#### TASK DESCRIPTION
Only lines with the word "怀化市妇幼保健院" are needed; collect each of them from the listing below.

****************

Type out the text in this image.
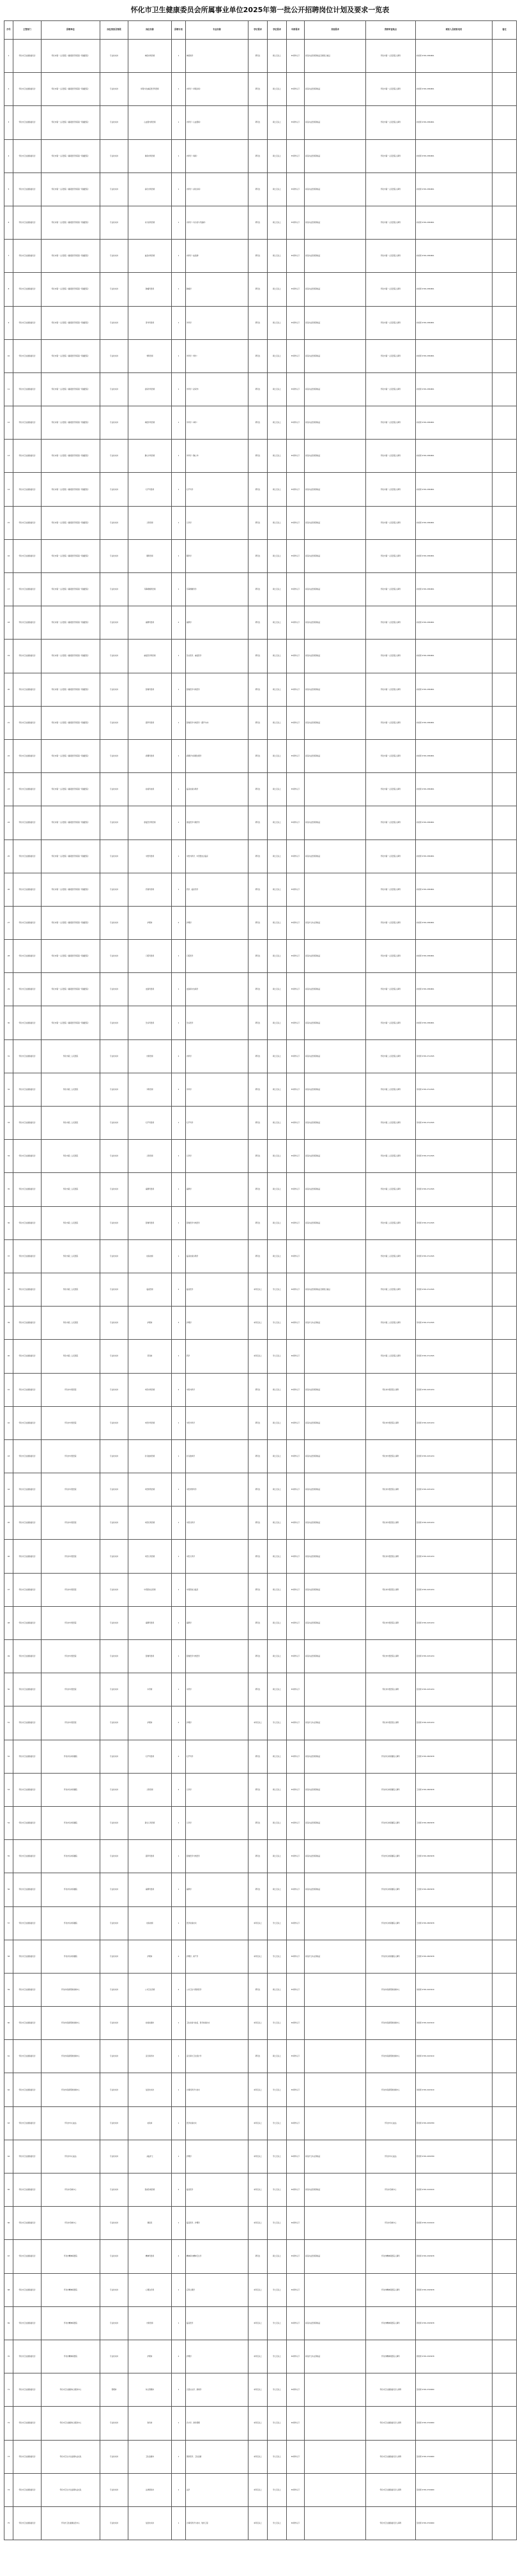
怀化市卫生健康委员会所属事业单位2025年第一批公开招聘岗位计划及要求一览表
序号	主管部门	招聘单位	岗位类别及等级	岗位名称	招聘计划	专业名称	学历要求	学位要求	年龄要求	其他要求	资格审查地点	联系人及联系电话	备注
1	怀化市卫生健康委员会	怀化市第一人民医院（湖南医药学院第一附属医院）	专业技术岗	神经内科医师	1	神经病学	研究生	硕士及以上	35周岁以下	具有执业医师资格证及规培合格证	怀化市第一人民医院人事科	向老师 0745-2384651	
2	怀化市卫生健康委员会	怀化市第一人民医院（湖南医药学院第一附属医院）	专业技术岗	呼吸与危重症医学科医师	1	内科学（呼吸系病）	研究生	硕士及以上	35周岁以下	具有执业医师资格证	怀化市第一人民医院人事科	向老师 0745-2384651	
3	怀化市卫生健康委员会	怀化市第一人民医院（湖南医药学院第一附属医院）	专业技术岗	心血管内科医师	1	内科学（心血管病）	研究生	硕士及以上	35周岁以下	具有执业医师资格证	怀化市第一人民医院人事科	向老师 0745-2384651	
4	怀化市卫生健康委员会	怀化市第一人民医院（湖南医药学院第一附属医院）	专业技术岗	肾病内科医师	1	内科学（肾病）	研究生	硕士及以上	35周岁以下	具有执业医师资格证	怀化市第一人民医院人事科	向老师 0745-2384651	
5	怀化市卫生健康委员会	怀化市第一人民医院（湖南医药学院第一附属医院）	专业技术岗	消化内科医师	1	内科学（消化系病）	研究生	硕士及以上	35周岁以下	具有执业医师资格证	怀化市第一人民医院人事科	向老师 0745-2384651	
6	怀化市卫生健康委员会	怀化市第一人民医院（湖南医药学院第一附属医院）	专业技术岗	内分泌科医师	1	内科学（内分泌与代谢病）	研究生	硕士及以上	35周岁以下	具有执业医师资格证	怀化市第一人民医院人事科	向老师 0745-2384651	
7	怀化市卫生健康委员会	怀化市第一人民医院（湖南医药学院第一附属医院）	专业技术岗	血液内科医师	1	内科学（血液病）	研究生	硕士及以上	35周岁以下	具有执业医师资格证	怀化市第一人民医院人事科	向老师 0745-2384651	
8	怀化市卫生健康委员会	怀化市第一人民医院（湖南医药学院第一附属医院）	专业技术岗	肿瘤科医师	1	肿瘤学	研究生	硕士及以上	35周岁以下	具有执业医师资格证	怀化市第一人民医院人事科	向老师 0745-2384651	
9	怀化市卫生健康委员会	怀化市第一人民医院（湖南医药学院第一附属医院）	专业技术岗	普外科医师	1	外科学	研究生	硕士及以上	35周岁以下	具有执业医师资格证	怀化市第一人民医院人事科	向老师 0745-2384651	
10	怀化市卫生健康委员会	怀化市第一人民医院（湖南医药学院第一附属医院）	专业技术岗	骨科医师	1	外科学（骨外）	研究生	硕士及以上	35周岁以下	具有执业医师资格证	怀化市第一人民医院人事科	向老师 0745-2384651	
11	怀化市卫生健康委员会	怀化市第一人民医院（湖南医药学院第一附属医院）	专业技术岗	泌尿外科医师	1	外科学（泌尿外）	研究生	硕士及以上	35周岁以下	具有执业医师资格证	怀化市第一人民医院人事科	向老师 0745-2384651	
12	怀化市卫生健康委员会	怀化市第一人民医院（湖南医药学院第一附属医院）	专业技术岗	神经外科医师	1	外科学（神外）	研究生	硕士及以上	35周岁以下	具有执业医师资格证	怀化市第一人民医院人事科	向老师 0745-2384651	
13	怀化市卫生健康委员会	怀化市第一人民医院（湖南医药学院第一附属医院）	专业技术岗	胸心外科医师	1	外科学（胸心外）	研究生	硕士及以上	35周岁以下	具有执业医师资格证	怀化市第一人民医院人事科	向老师 0745-2384651	
14	怀化市卫生健康委员会	怀化市第一人民医院（湖南医药学院第一附属医院）	专业技术岗	妇产科医师	1	妇产科学	研究生	硕士及以上	35周岁以下	具有执业医师资格证	怀化市第一人民医院人事科	向老师 0745-2384651	
15	怀化市卫生健康委员会	怀化市第一人民医院（湖南医药学院第一附属医院）	专业技术岗	儿科医师	1	儿科学	研究生	硕士及以上	35周岁以下	具有执业医师资格证	怀化市第一人民医院人事科	向老师 0745-2384651	
16	怀化市卫生健康委员会	怀化市第一人民医院（湖南医药学院第一附属医院）	专业技术岗	眼科医师	1	眼科学	研究生	硕士及以上	35周岁以下	具有执业医师资格证	怀化市第一人民医院人事科	向老师 0745-2384651	
17	怀化市卫生健康委员会	怀化市第一人民医院（湖南医药学院第一附属医院）	专业技术岗	耳鼻咽喉科医师	1	耳鼻咽喉科学	研究生	硕士及以上	35周岁以下	具有执业医师资格证	怀化市第一人民医院人事科	向老师 0745-2384651	
18	怀化市卫生健康委员会	怀化市第一人民医院（湖南医药学院第一附属医院）	专业技术岗	麻醉科医师	2	麻醉学	研究生	硕士及以上	35周岁以下	具有执业医师资格证	怀化市第一人民医院人事科	向老师 0745-2384651	
19	怀化市卫生健康委员会	怀化市第一人民医院（湖南医药学院第一附属医院）	专业技术岗	重症医学科医师	1	急诊医学、重症医学	研究生	硕士及以上	35周岁以下	具有执业医师资格证	怀化市第一人民医院人事科	向老师 0745-2384651	
20	怀化市卫生健康委员会	怀化市第一人民医院（湖南医药学院第一附属医院）	专业技术岗	影像科医师	1	影像医学与核医学	研究生	硕士及以上	35周岁以下	具有执业医师资格证	怀化市第一人民医院人事科	向老师 0745-2384651	
21	怀化市卫生健康委员会	怀化市第一人民医院（湖南医药学院第一附属医院）	专业技术岗	超声科医师	1	影像医学与核医学（超声方向）	研究生	硕士及以上	35周岁以下	具有执业医师资格证	怀化市第一人民医院人事科	向老师 0745-2384651	
22	怀化市卫生健康委员会	怀化市第一人民医院（湖南医药学院第一附属医院）	专业技术岗	病理科医师	1	病理学与病理生理学	研究生	硕士及以上	35周岁以下	具有执业医师资格证	怀化市第一人民医院人事科	向老师 0745-2384651	
23	怀化市卫生健康委员会	怀化市第一人民医院（湖南医药学院第一附属医院）	专业技术岗	检验科技师	1	临床检验诊断学	研究生	硕士及以上	35周岁以下		怀化市第一人民医院人事科	向老师 0745-2384651	
24	怀化市卫生健康委员会	怀化市第一人民医院（湖南医药学院第一附属医院）	专业技术岗	康复医学科医师	1	康复医学与理疗学	研究生	硕士及以上	35周岁以下	具有执业医师资格证	怀化市第一人民医院人事科	向老师 0745-2384651	
25	怀化市卫生健康委员会	怀化市第一人民医院（湖南医药学院第一附属医院）	专业技术岗	中医科医师	1	中医内科学、中西医结合临床	研究生	硕士及以上	35周岁以下	具有执业医师资格证	怀化市第一人民医院人事科	向老师 0745-2384651	
26	怀化市卫生健康委员会	怀化市第一人民医院（湖南医药学院第一附属医院）	专业技术岗	药剂科药师	1	药学、临床药学	研究生	硕士及以上	35周岁以下		怀化市第一人民医院人事科	向老师 0745-2384651	
27	怀化市卫生健康委员会	怀化市第一人民医院（湖南医药学院第一附属医院）	专业技术岗	护理岗	2	护理学	研究生	硕士及以上	35周岁以下	具有护士执业资格证	怀化市第一人民医院人事科	向老师 0745-2384651	
28	怀化市卫生健康委员会	怀化市第一人民医院（湖南医药学院第一附属医院）	专业技术岗	口腔科医师	1	口腔医学	研究生	硕士及以上	35周岁以下	具有执业医师资格证	怀化市第一人民医院人事科	向老师 0745-2384651	
29	怀化市卫生健康委员会	怀化市第一人民医院（湖南医药学院第一附属医院）	专业技术岗	皮肤科医师	1	皮肤病与性病学	研究生	硕士及以上	35周岁以下	具有执业医师资格证	怀化市第一人民医院人事科	向老师 0745-2384651	
30	怀化市卫生健康委员会	怀化市第一人民医院（湖南医药学院第一附属医院）	专业技术岗	急诊科医师	1	急诊医学	研究生	硕士及以上	35周岁以下	具有执业医师资格证	怀化市第一人民医院人事科	向老师 0745-2384651	
31	怀化市卫生健康委员会	怀化市第二人民医院	专业技术岗	内科医师	2	内科学	研究生	硕士及以上	35周岁以下	具有执业医师资格证	怀化市第二人民医院人事科	李老师 0745-2712345	
32	怀化市卫生健康委员会	怀化市第二人民医院	专业技术岗	外科医师	2	外科学	研究生	硕士及以上	35周岁以下	具有执业医师资格证	怀化市第二人民医院人事科	李老师 0745-2712345	
33	怀化市卫生健康委员会	怀化市第二人民医院	专业技术岗	妇产科医师	1	妇产科学	研究生	硕士及以上	35周岁以下	具有执业医师资格证	怀化市第二人民医院人事科	李老师 0745-2712345	
34	怀化市卫生健康委员会	怀化市第二人民医院	专业技术岗	儿科医师	1	儿科学	研究生	硕士及以上	35周岁以下	具有执业医师资格证	怀化市第二人民医院人事科	李老师 0745-2712345	
35	怀化市卫生健康委员会	怀化市第二人民医院	专业技术岗	麻醉科医师	1	麻醉学	研究生	硕士及以上	35周岁以下	具有执业医师资格证	怀化市第二人民医院人事科	李老师 0745-2712345	
36	怀化市卫生健康委员会	怀化市第二人民医院	专业技术岗	影像科医师	1	影像医学与核医学	研究生	硕士及以上	35周岁以下	具有执业医师资格证	怀化市第二人民医院人事科	李老师 0745-2712345	
37	怀化市卫生健康委员会	怀化市第二人民医院	专业技术岗	检验技师	1	临床检验诊断学	研究生	硕士及以上	35周岁以下		怀化市第二人民医院人事科	李老师 0745-2712345	
38	怀化市卫生健康委员会	怀化市第二人民医院	专业技术岗	临床医师	2	临床医学	本科及以上	学士及以上	30周岁以下	具有执业医师资格证及规培合格证	怀化市第二人民医院人事科	李老师 0745-2712345	
39	怀化市卫生健康委员会	怀化市第二人民医院	专业技术岗	护理岗	3	护理学	本科及以上	学士及以上	30周岁以下	具有护士执业资格证	怀化市第二人民医院人事科	李老师 0745-2712345	
40	怀化市卫生健康委员会	怀化市第二人民医院	专业技术岗	药剂岗	1	药学	本科及以上	学士及以上	30周岁以下		怀化市第二人民医院人事科	李老师 0745-2712345	
41	怀化市卫生健康委员会	怀化市中医医院	专业技术岗	中医内科医师	2	中医内科学	研究生	硕士及以上	35周岁以下	具有执业医师资格证	怀化市中医医院人事科	张老师 0745-2231234	
42	怀化市卫生健康委员会	怀化市中医医院	专业技术岗	中医外科医师	1	中医外科学	研究生	硕士及以上	35周岁以下	具有执业医师资格证	怀化市中医医院人事科	张老师 0745-2231234	
43	怀化市卫生健康委员会	怀化市中医医院	专业技术岗	针灸推拿医师	1	针灸推拿学	研究生	硕士及以上	35周岁以下	具有执业医师资格证	怀化市中医医院人事科	张老师 0745-2231234	
44	怀化市卫生健康委员会	怀化市中医医院	专业技术岗	中医骨伤医师	1	中医骨伤科学	研究生	硕士及以上	35周岁以下	具有执业医师资格证	怀化市中医医院人事科	张老师 0745-2231234	
45	怀化市卫生健康委员会	怀化市中医医院	专业技术岗	中医妇科医师	1	中医妇科学	研究生	硕士及以上	35周岁以下	具有执业医师资格证	怀化市中医医院人事科	张老师 0745-2231234	
46	怀化市卫生健康委员会	怀化市中医医院	专业技术岗	中医儿科医师	1	中医儿科学	研究生	硕士及以上	35周岁以下	具有执业医师资格证	怀化市中医医院人事科	张老师 0745-2231234	
47	怀化市卫生健康委员会	怀化市中医医院	专业技术岗	中西医结合医师	1	中西医结合临床	研究生	硕士及以上	35周岁以下	具有执业医师资格证	怀化市中医医院人事科	张老师 0745-2231234	
48	怀化市卫生健康委员会	怀化市中医医院	专业技术岗	麻醉科医师	1	麻醉学	研究生	硕士及以上	35周岁以下	具有执业医师资格证	怀化市中医医院人事科	张老师 0745-2231234	
49	怀化市卫生健康委员会	怀化市中医医院	专业技术岗	影像科医师	1	影像医学与核医学	研究生	硕士及以上	35周岁以下	具有执业医师资格证	怀化市中医医院人事科	张老师 0745-2231234	
50	怀化市卫生健康委员会	怀化市中医医院	专业技术岗	中药师	1	中药学	研究生	硕士及以上	35周岁以下		怀化市中医医院人事科	张老师 0745-2231234	
51	怀化市卫生健康委员会	怀化市中医医院	专业技术岗	护理岗	2	护理学	本科及以上	学士及以上	30周岁以下	具有护士执业资格证	怀化市中医医院人事科	张老师 0745-2231234	
52	怀化市卫生健康委员会	怀化市妇幼保健院	专业技术岗	妇产科医师	2	妇产科学	研究生	硕士及以上	35周岁以下	具有执业医师资格证	怀化市妇幼保健院人事科	王老师 0745-2825678	
53	怀化市卫生健康委员会	怀化市妇幼保健院	专业技术岗	儿科医师	2	儿科学	研究生	硕士及以上	35周岁以下	具有执业医师资格证	怀化市妇幼保健院人事科	王老师 0745-2825678	
54	怀化市卫生健康委员会	怀化市妇幼保健院	专业技术岗	新生儿科医师	1	儿科学	研究生	硕士及以上	35周岁以下	具有执业医师资格证	怀化市妇幼保健院人事科	王老师 0745-2825678	
55	怀化市卫生健康委员会	怀化市妇幼保健院	专业技术岗	超声科医师	1	影像医学与核医学	研究生	硕士及以上	35周岁以下	具有执业医师资格证	怀化市妇幼保健院人事科	王老师 0745-2825678	
56	怀化市卫生健康委员会	怀化市妇幼保健院	专业技术岗	麻醉科医师	1	麻醉学	研究生	硕士及以上	35周岁以下	具有执业医师资格证	怀化市妇幼保健院人事科	王老师 0745-2825678	
57	怀化市卫生健康委员会	怀化市妇幼保健院	专业技术岗	检验技师	1	医学检验技术	本科及以上	学士及以上	30周岁以下		怀化市妇幼保健院人事科	王老师 0745-2825678	
58	怀化市卫生健康委员会	怀化市妇幼保健院	专业技术岗	护理岗	2	护理学、助产学	本科及以上	学士及以上	30周岁以下	具有护士执业资格证	怀化市妇幼保健院人事科	王老师 0745-2825678	
59	怀化市卫生健康委员会	怀化市疾病预防控制中心	专业技术岗	公共卫生医师	2	公共卫生与预防医学	研究生	硕士及以上	35周岁以下		怀化市疾病预防控制中心	刘老师 0745-2243210	
60	怀化市卫生健康委员会	怀化市疾病预防控制中心	专业技术岗	检验检测岗	1	卫生检验与检疫、医学检验技术	本科及以上	学士及以上	30周岁以下		怀化市疾病预防控制中心	刘老师 0745-2243210	
61	怀化市卫生健康委员会	怀化市疾病预防控制中心	专业技术岗	流行病学岗	1	流行病与卫生统计学	研究生	硕士及以上	35周岁以下		怀化市疾病预防控制中心	刘老师 0745-2243210	
62	怀化市卫生健康委员会	怀化市疾病预防控制中心	专业技术岗	信息技术岗	1	计算机科学与技术	本科及以上	学士及以上	30周岁以下		怀化市疾病预防控制中心	刘老师 0745-2243210	
63	怀化市卫生健康委员会	怀化市中心血站	专业技术岗	检验岗	1	医学检验技术	本科及以上	学士及以上	30周岁以下		怀化市中心血站	陈老师 0745-2256789	
64	怀化市卫生健康委员会	怀化市中心血站	专业技术岗	采血护士	1	护理学	本科及以上	学士及以上	30周岁以下	具有护士执业资格证	怀化市中心血站	陈老师 0745-2256789	
65	怀化市卫生健康委员会	怀化市急救中心	专业技术岗	院前急救医师	2	临床医学	本科及以上	学士及以上	30周岁以下	具有执业医师资格证	怀化市急救中心	杨老师 0745-2120120	
66	怀化市卫生健康委员会	怀化市急救中心	专业技术岗	调度员	1	临床医学、护理学	本科及以上	学士及以上	30周岁以下		怀化市急救中心	杨老师 0745-2120120	
67	怀化市卫生健康委员会	怀化市精神病医院	专业技术岗	精神科医师	2	精神病与精神卫生学	研究生	硕士及以上	35周岁以下	具有执业医师资格证	怀化市精神病医院人事科	周老师 0745-2345678	
68	怀化市卫生健康委员会	怀化市精神病医院	专业技术岗	心理治疗师	1	应用心理学	本科及以上	学士及以上	30周岁以下		怀化市精神病医院人事科	周老师 0745-2345678	
69	怀化市卫生健康委员会	怀化市精神病医院	专业技术岗	内科医师	1	临床医学	本科及以上	学士及以上	30周岁以下	具有执业医师资格证	怀化市精神病医院人事科	周老师 0745-2345678	
70	怀化市卫生健康委员会	怀化市精神病医院	专业技术岗	护理岗	2	护理学	本科及以上	学士及以上	30周岁以下	具有护士执业资格证	怀化市精神病医院人事科	周老师 0745-2345678	
71	怀化市卫生健康委员会	怀化市卫生健康综合服务中心	管理岗	综合管理岗	1	汉语言文学、新闻学	本科及以上	学士及以上	30周岁以下		怀化市卫生健康委员会人事科	吴老师 0745-2720000	
72	怀化市卫生健康委员会	怀化市卫生健康综合服务中心	专业技术岗	财务岗	1	会计学、财务管理	本科及以上	学士及以上	30周岁以下		怀化市卫生健康委员会人事科	吴老师 0745-2720000	
73	怀化市卫生健康委员会	怀化市卫生计生监督执法支队	专业技术岗	卫生监督岗	1	预防医学、卫生监督	本科及以上	学士及以上	30周岁以下		怀化市卫生健康委员会人事科	吴老师 0745-2720000	
74	怀化市卫生健康委员会	怀化市卫生计生监督执法支队	专业技术岗	法律事务岗	1	法学	本科及以上	学士及以上	30周岁以下		怀化市卫生健康委员会人事科	吴老师 0745-2720000	
75	怀化市卫生健康委员会	怀化市卫生健康信息中心	专业技术岗	信息技术岗	1	计算机科学与技术、软件工程	本科及以上	学士及以上	30周岁以下		怀化市卫生健康委员会人事科	吴老师 0745-2720000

****************

#### SOLUTION BELOW
52	怀化市卫生健康委员会	怀化市妇幼保健院	专业技术岗	妇产科医师	2	妇产科学	研究生	硕士及以上	35周岁以下	具有执业医师资格证	怀化市妇幼保健院人事科	王老师 0745-2825678	
53	怀化市卫生健康委员会	怀化市妇幼保健院	专业技术岗	儿科医师	2	儿科学	研究生	硕士及以上	35周岁以下	具有执业医师资格证	怀化市妇幼保健院人事科	王老师 0745-2825678	
54	怀化市卫生健康委员会	怀化市妇幼保健院	专业技术岗	新生儿科医师	1	儿科学	研究生	硕士及以上	35周岁以下	具有执业医师资格证	怀化市妇幼保健院人事科	王老师 0745-2825678	
55	怀化市卫生健康委员会	怀化市妇幼保健院	专业技术岗	超声科医师	1	影像医学与核医学	研究生	硕士及以上	35周岁以下	具有执业医师资格证	怀化市妇幼保健院人事科	王老师 0745-2825678	
56	怀化市卫生健康委员会	怀化市妇幼保健院	专业技术岗	麻醉科医师	1	麻醉学	研究生	硕士及以上	35周岁以下	具有执业医师资格证	怀化市妇幼保健院人事科	王老师 0745-2825678	
57	怀化市卫生健康委员会	怀化市妇幼保健院	专业技术岗	检验技师	1	医学检验技术	本科及以上	学士及以上	30周岁以下		怀化市妇幼保健院人事科	王老师 0745-2825678	
58	怀化市卫生健康委员会	怀化市妇幼保健院	专业技术岗	护理岗	2	护理学、助产学	本科及以上	学士及以上	30周岁以下	具有护士执业资格证	怀化市妇幼保健院人事科	王老师 0745-2825678	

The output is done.